● **EXTRACTED INFORMATION**
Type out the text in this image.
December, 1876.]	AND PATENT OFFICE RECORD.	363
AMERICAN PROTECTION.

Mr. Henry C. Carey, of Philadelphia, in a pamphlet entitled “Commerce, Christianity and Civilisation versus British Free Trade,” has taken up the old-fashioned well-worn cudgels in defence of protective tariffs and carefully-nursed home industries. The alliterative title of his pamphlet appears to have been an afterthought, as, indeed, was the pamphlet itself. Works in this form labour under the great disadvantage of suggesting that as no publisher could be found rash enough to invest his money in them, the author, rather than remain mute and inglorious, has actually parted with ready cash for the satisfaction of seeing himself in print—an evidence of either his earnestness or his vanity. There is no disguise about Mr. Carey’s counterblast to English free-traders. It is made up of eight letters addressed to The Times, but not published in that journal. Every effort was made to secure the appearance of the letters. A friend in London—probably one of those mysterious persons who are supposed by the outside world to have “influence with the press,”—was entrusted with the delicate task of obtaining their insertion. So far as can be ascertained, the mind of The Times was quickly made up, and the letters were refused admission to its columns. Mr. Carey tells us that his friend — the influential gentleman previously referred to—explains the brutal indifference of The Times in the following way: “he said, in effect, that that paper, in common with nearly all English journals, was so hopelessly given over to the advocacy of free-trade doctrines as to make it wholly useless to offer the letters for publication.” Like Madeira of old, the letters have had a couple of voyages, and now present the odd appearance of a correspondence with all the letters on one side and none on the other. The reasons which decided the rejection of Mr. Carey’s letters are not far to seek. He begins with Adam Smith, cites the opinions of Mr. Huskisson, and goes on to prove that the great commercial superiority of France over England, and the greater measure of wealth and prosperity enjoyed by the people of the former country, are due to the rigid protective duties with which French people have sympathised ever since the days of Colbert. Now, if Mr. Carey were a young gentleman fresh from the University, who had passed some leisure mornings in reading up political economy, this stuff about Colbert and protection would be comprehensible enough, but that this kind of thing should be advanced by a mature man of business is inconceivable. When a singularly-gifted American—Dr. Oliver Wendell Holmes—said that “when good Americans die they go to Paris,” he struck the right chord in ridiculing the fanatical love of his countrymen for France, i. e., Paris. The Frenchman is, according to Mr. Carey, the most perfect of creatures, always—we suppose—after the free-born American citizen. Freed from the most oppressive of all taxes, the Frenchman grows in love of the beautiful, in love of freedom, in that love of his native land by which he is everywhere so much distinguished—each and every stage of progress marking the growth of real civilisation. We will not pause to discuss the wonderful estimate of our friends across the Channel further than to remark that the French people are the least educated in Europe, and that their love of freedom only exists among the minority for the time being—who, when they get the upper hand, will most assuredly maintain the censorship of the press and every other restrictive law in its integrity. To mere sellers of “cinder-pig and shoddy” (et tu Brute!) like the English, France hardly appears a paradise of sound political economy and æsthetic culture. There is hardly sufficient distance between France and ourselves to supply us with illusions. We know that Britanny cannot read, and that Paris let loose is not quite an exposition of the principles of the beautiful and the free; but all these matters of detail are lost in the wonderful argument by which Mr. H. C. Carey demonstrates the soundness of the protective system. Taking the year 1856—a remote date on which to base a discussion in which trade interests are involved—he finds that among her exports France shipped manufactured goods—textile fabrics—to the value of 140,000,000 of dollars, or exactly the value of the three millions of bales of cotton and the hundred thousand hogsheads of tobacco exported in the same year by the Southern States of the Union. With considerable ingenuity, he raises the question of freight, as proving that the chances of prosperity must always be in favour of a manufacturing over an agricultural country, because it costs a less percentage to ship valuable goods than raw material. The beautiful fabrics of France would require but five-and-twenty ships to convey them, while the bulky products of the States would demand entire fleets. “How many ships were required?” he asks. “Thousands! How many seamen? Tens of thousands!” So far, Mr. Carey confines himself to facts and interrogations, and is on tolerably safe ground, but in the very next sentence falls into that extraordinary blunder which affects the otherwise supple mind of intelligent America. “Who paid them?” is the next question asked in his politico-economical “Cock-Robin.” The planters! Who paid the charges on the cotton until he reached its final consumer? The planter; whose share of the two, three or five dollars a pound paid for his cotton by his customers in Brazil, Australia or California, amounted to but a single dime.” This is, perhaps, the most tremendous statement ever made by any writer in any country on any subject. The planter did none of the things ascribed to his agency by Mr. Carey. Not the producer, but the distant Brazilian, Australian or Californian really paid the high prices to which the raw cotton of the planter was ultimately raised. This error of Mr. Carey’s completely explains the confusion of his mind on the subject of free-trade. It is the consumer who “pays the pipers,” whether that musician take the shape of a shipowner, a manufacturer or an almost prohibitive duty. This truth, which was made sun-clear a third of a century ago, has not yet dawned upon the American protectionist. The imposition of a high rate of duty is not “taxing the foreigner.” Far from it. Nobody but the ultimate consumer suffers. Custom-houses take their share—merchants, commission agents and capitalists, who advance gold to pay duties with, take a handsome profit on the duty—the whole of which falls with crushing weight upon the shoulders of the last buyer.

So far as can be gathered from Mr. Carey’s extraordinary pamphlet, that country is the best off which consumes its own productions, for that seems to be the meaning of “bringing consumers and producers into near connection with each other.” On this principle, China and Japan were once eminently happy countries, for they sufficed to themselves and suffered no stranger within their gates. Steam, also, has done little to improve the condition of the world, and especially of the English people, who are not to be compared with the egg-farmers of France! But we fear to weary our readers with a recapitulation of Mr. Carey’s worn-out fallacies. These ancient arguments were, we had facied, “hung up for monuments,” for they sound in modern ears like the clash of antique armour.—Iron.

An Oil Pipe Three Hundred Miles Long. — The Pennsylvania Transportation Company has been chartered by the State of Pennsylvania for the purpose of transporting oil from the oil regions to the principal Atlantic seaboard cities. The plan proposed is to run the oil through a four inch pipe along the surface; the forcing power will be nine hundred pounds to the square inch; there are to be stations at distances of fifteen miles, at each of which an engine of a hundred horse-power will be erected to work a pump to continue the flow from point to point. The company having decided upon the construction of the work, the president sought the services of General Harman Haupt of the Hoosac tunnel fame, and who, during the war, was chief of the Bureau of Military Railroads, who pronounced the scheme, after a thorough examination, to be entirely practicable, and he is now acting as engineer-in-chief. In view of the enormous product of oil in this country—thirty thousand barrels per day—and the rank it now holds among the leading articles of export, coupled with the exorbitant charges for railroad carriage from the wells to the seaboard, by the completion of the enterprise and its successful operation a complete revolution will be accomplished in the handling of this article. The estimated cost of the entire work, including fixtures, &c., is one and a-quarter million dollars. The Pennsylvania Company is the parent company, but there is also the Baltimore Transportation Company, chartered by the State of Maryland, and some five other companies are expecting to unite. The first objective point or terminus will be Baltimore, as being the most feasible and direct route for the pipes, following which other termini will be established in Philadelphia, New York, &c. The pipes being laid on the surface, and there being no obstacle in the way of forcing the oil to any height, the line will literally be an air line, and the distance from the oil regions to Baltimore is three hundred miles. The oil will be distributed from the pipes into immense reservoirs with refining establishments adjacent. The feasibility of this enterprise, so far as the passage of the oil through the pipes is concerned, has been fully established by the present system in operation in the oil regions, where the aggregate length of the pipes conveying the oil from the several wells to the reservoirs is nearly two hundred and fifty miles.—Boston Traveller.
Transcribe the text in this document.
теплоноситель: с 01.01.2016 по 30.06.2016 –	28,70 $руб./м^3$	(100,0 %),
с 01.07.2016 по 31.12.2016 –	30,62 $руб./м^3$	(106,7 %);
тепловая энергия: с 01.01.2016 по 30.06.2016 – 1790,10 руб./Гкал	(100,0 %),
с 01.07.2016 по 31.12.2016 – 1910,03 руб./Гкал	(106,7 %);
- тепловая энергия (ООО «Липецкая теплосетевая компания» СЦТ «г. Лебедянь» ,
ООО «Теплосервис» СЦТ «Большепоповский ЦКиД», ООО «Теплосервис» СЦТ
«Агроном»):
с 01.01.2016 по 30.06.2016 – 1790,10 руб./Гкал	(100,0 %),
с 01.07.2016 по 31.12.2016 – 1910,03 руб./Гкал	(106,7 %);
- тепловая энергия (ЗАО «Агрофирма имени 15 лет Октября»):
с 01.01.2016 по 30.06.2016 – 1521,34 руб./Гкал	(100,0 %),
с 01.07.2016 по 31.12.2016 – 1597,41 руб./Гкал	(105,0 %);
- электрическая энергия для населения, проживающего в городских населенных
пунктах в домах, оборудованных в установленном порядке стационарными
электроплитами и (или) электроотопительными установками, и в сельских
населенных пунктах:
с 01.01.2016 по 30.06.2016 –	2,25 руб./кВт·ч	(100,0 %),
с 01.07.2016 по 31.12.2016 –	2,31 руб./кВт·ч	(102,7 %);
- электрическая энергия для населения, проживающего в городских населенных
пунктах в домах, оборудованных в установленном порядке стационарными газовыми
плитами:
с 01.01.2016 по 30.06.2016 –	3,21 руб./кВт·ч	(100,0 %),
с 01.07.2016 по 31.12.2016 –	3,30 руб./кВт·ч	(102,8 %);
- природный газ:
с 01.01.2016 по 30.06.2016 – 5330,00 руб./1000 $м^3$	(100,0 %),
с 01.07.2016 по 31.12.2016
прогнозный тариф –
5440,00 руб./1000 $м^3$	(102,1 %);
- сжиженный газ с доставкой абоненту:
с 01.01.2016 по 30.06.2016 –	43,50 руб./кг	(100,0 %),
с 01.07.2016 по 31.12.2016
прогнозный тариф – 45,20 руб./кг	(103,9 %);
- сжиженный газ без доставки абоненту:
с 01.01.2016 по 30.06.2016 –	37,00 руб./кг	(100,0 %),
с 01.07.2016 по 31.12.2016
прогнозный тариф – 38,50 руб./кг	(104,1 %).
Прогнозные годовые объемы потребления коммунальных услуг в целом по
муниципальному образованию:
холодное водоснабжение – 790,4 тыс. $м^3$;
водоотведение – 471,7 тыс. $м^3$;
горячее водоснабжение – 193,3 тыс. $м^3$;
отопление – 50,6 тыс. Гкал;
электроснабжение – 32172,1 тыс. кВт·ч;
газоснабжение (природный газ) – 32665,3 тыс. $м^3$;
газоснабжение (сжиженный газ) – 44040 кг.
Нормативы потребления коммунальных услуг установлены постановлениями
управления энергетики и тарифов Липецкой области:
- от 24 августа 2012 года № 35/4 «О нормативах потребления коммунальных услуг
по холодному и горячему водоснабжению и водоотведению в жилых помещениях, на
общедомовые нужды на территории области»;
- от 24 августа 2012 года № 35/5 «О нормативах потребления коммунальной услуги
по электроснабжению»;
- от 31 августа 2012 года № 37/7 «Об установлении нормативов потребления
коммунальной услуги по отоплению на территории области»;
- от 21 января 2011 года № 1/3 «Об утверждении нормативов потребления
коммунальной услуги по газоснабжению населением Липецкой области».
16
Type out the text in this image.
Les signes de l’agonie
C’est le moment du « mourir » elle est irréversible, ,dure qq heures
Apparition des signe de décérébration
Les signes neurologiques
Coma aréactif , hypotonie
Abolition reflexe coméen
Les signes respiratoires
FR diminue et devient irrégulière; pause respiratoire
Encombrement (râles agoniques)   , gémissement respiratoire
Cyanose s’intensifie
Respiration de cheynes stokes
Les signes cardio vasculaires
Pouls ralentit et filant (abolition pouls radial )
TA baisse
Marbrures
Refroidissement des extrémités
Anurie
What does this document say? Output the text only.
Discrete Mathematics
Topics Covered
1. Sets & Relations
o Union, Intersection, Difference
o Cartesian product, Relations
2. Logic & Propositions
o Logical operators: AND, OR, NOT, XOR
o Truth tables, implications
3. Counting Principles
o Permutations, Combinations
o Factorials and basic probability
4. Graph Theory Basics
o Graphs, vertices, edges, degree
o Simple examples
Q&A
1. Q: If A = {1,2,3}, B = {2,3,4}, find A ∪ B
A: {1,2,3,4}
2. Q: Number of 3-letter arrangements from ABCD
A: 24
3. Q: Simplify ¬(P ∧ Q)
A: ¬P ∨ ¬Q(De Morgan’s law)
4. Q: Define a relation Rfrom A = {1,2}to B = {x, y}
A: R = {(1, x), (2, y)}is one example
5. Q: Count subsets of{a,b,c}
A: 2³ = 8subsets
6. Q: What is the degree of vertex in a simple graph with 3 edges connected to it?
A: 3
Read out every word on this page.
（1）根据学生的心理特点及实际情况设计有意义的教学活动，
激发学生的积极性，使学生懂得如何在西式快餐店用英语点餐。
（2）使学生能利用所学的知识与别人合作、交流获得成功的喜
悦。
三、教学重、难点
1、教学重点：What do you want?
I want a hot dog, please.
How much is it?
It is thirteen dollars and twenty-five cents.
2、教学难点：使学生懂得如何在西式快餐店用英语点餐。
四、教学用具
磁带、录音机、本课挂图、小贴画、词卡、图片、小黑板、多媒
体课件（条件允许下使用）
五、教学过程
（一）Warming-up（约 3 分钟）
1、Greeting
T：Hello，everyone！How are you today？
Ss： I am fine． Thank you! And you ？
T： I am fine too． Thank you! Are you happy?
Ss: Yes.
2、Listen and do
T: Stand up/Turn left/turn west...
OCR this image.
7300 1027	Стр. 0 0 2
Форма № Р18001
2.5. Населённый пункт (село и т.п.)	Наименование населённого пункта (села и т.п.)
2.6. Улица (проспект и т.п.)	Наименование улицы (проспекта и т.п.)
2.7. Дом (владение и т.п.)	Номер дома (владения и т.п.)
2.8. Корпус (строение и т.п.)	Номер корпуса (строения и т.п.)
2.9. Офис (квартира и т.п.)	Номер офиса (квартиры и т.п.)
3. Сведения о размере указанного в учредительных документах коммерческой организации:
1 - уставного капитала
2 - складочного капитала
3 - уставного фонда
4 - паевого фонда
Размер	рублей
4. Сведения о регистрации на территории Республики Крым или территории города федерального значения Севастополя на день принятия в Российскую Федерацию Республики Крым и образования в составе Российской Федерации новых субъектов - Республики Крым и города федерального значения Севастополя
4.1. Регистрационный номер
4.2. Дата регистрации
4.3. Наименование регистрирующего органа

● **YOUR INSTRUCTIONS**
Show every line in the records above that contains the word "want".

● **ANSWER TO THE TASK**
1、教学重点：What do you want?
I want a hot dog, please.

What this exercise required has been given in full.